## CHALLENGE
Output every line of the data exactly as it appears.

[A run of records]

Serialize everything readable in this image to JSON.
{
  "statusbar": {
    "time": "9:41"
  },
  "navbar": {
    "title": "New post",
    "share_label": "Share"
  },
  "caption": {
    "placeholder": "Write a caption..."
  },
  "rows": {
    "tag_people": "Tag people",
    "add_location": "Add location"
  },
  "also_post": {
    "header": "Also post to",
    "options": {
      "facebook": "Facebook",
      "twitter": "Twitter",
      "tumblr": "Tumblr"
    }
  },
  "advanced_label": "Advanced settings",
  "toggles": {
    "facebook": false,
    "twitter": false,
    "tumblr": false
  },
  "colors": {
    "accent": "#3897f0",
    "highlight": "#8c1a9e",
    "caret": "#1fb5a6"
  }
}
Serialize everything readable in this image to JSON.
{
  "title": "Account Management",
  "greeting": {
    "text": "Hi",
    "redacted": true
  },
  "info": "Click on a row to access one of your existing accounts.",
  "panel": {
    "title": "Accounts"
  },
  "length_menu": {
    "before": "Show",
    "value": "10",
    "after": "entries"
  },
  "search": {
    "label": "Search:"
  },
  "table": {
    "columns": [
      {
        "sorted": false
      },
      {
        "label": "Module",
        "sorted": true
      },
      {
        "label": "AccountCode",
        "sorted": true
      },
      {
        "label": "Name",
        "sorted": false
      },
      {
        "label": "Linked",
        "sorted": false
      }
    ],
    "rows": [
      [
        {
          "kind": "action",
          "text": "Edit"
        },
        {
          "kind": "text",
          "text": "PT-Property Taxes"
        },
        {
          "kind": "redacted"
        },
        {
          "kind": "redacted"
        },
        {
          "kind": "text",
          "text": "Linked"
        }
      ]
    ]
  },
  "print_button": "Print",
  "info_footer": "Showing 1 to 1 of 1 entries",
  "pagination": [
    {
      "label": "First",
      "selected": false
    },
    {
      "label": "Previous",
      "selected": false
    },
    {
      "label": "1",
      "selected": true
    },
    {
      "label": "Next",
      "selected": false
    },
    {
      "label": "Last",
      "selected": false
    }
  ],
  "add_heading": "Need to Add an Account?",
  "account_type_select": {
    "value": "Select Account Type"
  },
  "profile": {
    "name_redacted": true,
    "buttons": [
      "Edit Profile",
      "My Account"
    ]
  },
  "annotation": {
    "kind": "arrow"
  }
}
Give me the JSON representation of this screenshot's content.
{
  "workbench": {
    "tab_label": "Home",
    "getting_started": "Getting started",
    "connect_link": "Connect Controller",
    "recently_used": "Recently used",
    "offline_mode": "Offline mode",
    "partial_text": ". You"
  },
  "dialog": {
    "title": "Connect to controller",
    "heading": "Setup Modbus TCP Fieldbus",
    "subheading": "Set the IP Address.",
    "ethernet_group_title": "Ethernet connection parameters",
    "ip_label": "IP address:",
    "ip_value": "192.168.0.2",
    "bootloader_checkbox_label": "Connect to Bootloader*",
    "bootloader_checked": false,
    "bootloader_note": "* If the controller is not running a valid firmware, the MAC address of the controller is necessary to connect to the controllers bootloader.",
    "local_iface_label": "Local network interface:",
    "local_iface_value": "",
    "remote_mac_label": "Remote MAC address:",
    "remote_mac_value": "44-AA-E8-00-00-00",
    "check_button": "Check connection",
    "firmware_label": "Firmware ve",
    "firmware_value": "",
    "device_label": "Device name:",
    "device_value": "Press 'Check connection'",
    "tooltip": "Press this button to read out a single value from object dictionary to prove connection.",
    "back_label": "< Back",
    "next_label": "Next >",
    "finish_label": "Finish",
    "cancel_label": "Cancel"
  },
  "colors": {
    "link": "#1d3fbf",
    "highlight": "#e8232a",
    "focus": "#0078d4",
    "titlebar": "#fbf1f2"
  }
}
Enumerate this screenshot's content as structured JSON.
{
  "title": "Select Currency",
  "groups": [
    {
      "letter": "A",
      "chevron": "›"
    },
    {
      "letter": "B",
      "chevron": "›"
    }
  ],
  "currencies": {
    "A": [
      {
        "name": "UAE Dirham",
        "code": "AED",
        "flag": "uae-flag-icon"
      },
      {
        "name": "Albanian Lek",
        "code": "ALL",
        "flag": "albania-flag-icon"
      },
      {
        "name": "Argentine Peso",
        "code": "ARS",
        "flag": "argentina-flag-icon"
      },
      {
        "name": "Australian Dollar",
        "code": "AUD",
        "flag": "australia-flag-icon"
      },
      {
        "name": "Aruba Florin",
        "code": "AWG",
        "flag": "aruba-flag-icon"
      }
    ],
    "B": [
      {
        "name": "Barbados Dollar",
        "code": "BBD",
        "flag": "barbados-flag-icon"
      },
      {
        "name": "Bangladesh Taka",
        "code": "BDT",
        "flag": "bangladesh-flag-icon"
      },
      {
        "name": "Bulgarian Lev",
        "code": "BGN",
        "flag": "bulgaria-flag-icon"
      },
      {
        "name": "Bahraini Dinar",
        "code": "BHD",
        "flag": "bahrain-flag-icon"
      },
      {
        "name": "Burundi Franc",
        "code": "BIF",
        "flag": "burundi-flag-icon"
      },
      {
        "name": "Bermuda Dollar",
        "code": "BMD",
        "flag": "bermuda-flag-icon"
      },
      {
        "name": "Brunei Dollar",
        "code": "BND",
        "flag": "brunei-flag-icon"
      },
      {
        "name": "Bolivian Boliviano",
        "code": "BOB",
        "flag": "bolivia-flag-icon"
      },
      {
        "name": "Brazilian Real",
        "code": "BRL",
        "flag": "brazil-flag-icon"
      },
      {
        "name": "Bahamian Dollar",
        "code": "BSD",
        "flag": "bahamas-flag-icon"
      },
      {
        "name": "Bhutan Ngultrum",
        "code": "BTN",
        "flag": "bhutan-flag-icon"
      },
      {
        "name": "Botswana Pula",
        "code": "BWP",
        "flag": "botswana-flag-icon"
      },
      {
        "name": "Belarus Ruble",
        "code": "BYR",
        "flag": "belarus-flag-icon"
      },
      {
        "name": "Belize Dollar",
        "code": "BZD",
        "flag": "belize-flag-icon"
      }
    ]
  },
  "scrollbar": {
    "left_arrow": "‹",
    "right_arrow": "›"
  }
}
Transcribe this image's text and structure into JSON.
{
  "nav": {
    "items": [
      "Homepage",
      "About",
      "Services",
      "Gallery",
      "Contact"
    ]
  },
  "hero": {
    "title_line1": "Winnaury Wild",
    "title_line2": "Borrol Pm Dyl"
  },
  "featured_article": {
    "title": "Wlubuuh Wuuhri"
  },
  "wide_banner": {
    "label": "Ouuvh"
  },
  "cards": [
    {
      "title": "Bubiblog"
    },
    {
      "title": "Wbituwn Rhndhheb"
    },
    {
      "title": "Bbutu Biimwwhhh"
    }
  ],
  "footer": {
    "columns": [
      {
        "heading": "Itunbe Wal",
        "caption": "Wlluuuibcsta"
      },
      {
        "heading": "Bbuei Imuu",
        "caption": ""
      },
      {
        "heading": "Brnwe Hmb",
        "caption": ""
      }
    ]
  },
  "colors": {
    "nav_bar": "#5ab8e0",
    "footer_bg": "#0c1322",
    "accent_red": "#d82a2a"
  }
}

## EXERCISE RESPONSE
Serialize everything readable in this image to JSON.
{
  "statusbar": {
    "time": "9:41"
  },
  "navbar": {
    "title": "New post",
    "share_label": "Share"
  },
  "caption": {
    "placeholder": "Write a caption..."
  },
  "rows": {
    "tag_people": "Tag people",
    "add_location": "Add location"
  },
  "also_post": {
    "header": "Also post to",
    "options": {
      "facebook": "Facebook",
      "twitter": "Twitter",
      "tumblr": "Tumblr"
    }
  },
  "advanced_label": "Advanced settings",
  "toggles": {
    "facebook": false,
    "twitter": false,
    "tumblr": false
  },
  "colors": {
    "accent": "#3897f0",
    "highlight": "#8c1a9e",
    "caret": "#1fb5a6"
  }
}
Serialize everything readable in this image to JSON.
{
  "title": "Account Management",
  "greeting": {
    "text": "Hi",
    "redacted": true
  },
  "info": "Click on a row to access one of your existing accounts.",
  "panel": {
    "title": "Accounts"
  },
  "length_menu": {
    "before": "Show",
    "value": "10",
    "after": "entries"
  },
  "search": {
    "label": "Search:"
  },
  "table": {
    "columns": [
      {
        "sorted": false
      },
      {
        "label": "Module",
        "sorted": true
      },
      {
        "label": "AccountCode",
        "sorted": true
      },
      {
        "label": "Name",
        "sorted": false
      },
      {
        "label": "Linked",
        "sorted": false
      }
    ],
    "rows": [
      [
        {
          "kind": "action",
          "text": "Edit"
        },
        {
          "kind": "text",
          "text": "PT-Property Taxes"
        },
        {
          "kind": "redacted"
        },
        {
          "kind": "redacted"
        },
        {
          "kind": "text",
          "text": "Linked"
        }
      ]
    ]
  },
  "print_button": "Print",
  "info_footer": "Showing 1 to 1 of 1 entries",
  "pagination": [
    {
      "label": "First",
      "selected": false
    },
    {
      "label": "Previous",
      "selected": false
    },
    {
      "label": "1",
      "selected": true
    },
    {
      "label": "Next",
      "selected": false
    },
    {
      "label": "Last",
      "selected": false
    }
  ],
  "add_heading": "Need to Add an Account?",
  "account_type_select": {
    "value": "Select Account Type"
  },
  "profile": {
    "name_redacted": true,
    "buttons": [
      "Edit Profile",
      "My Account"
    ]
  },
  "annotation": {
    "kind": "arrow"
  }
}
Give me the JSON representation of this screenshot's content.
{
  "workbench": {
    "tab_label": "Home",
    "getting_started": "Getting started",
    "connect_link": "Connect Controller",
    "recently_used": "Recently used",
    "offline_mode": "Offline mode",
    "partial_text": ". You"
  },
  "dialog": {
    "title": "Connect to controller",
    "heading": "Setup Modbus TCP Fieldbus",
    "subheading": "Set the IP Address.",
    "ethernet_group_title": "Ethernet connection parameters",
    "ip_label": "IP address:",
    "ip_value": "192.168.0.2",
    "bootloader_checkbox_label": "Connect to Bootloader*",
    "bootloader_checked": false,
    "bootloader_note": "* If the controller is not running a valid firmware, the MAC address of the controller is necessary to connect to the controllers bootloader.",
    "local_iface_label": "Local network interface:",
    "local_iface_value": "",
    "remote_mac_label": "Remote MAC address:",
    "remote_mac_value": "44-AA-E8-00-00-00",
    "check_button": "Check connection",
    "firmware_label": "Firmware ve",
    "firmware_value": "",
    "device_label": "Device name:",
    "device_value": "Press 'Check connection'",
    "tooltip": "Press this button to read out a single value from object dictionary to prove connection.",
    "back_label": "< Back",
    "next_label": "Next >",
    "finish_label": "Finish",
    "cancel_label": "Cancel"
  },
  "colors": {
    "link": "#1d3fbf",
    "highlight": "#e8232a",
    "focus": "#0078d4",
    "titlebar": "#fbf1f2"
  }
}
Enumerate this screenshot's content as structured JSON.
{
  "title": "Select Currency",
  "groups": [
    {
      "letter": "A",
      "chevron": "›"
    },
    {
      "letter": "B",
      "chevron": "›"
    }
  ],
  "currencies": {
    "A": [
      {
        "name": "UAE Dirham",
        "code": "AED",
        "flag": "uae-flag-icon"
      },
      {
        "name": "Albanian Lek",
        "code": "ALL",
        "flag": "albania-flag-icon"
      },
      {
        "name": "Argentine Peso",
        "code": "ARS",
        "flag": "argentina-flag-icon"
      },
      {
        "name": "Australian Dollar",
        "code": "AUD",
        "flag": "australia-flag-icon"
      },
      {
        "name": "Aruba Florin",
        "code": "AWG",
        "flag": "aruba-flag-icon"
      }
    ],
    "B": [
      {
        "name": "Barbados Dollar",
        "code": "BBD",
        "flag": "barbados-flag-icon"
      },
      {
        "name": "Bangladesh Taka",
        "code": "BDT",
        "flag": "bangladesh-flag-icon"
      },
      {
        "name": "Bulgarian Lev",
        "code": "BGN",
        "flag": "bulgaria-flag-icon"
      },
      {
        "name": "Bahraini Dinar",
        "code": "BHD",
        "flag": "bahrain-flag-icon"
      },
      {
        "name": "Burundi Franc",
        "code": "BIF",
        "flag": "burundi-flag-icon"
      },
      {
        "name": "Bermuda Dollar",
        "code": "BMD",
        "flag": "bermuda-flag-icon"
      },
      {
        "name": "Brunei Dollar",
        "code": "BND",
        "flag": "brunei-flag-icon"
      },
      {
        "name": "Bolivian Boliviano",
        "code": "BOB",
        "flag": "bolivia-flag-icon"
      },
      {
        "name": "Brazilian Real",
        "code": "BRL",
        "flag": "brazil-flag-icon"
      },
      {
        "name": "Bahamian Dollar",
        "code": "BSD",
        "flag": "bahamas-flag-icon"
      },
      {
        "name": "Bhutan Ngultrum",
        "code": "BTN",
        "flag": "bhutan-flag-icon"
      },
      {
        "name": "Botswana Pula",
        "code": "BWP",
        "flag": "botswana-flag-icon"
      },
      {
        "name": "Belarus Ruble",
        "code": "BYR",
        "flag": "belarus-flag-icon"
      },
      {
        "name": "Belize Dollar",
        "code": "BZD",
        "flag": "belize-flag-icon"
      }
    ]
  },
  "scrollbar": {
    "left_arrow": "‹",
    "right_arrow": "›"
  }
}
Transcribe this image's text and structure into JSON.
{
  "nav": {
    "items": [
      "Homepage",
      "About",
      "Services",
      "Gallery",
      "Contact"
    ]
  },
  "hero": {
    "title_line1": "Winnaury Wild",
    "title_line2": "Borrol Pm Dyl"
  },
  "featured_article": {
    "title": "Wlubuuh Wuuhri"
  },
  "wide_banner": {
    "label": "Ouuvh"
  },
  "cards": [
    {
      "title": "Bubiblog"
    },
    {
      "title": "Wbituwn Rhndhheb"
    },
    {
      "title": "Bbutu Biimwwhhh"
    }
  ],
  "footer": {
    "columns": [
      {
        "heading": "Itunbe Wal",
        "caption": "Wlluuuibcsta"
      },
      {
        "heading": "Bbuei Imuu",
        "caption": ""
      },
      {
        "heading": "Brnwe Hmb",
        "caption": ""
      }
    ]
  },
  "colors": {
    "nav_bar": "#5ab8e0",
    "footer_bg": "#0c1322",
    "accent_red": "#d82a2a"
  }
}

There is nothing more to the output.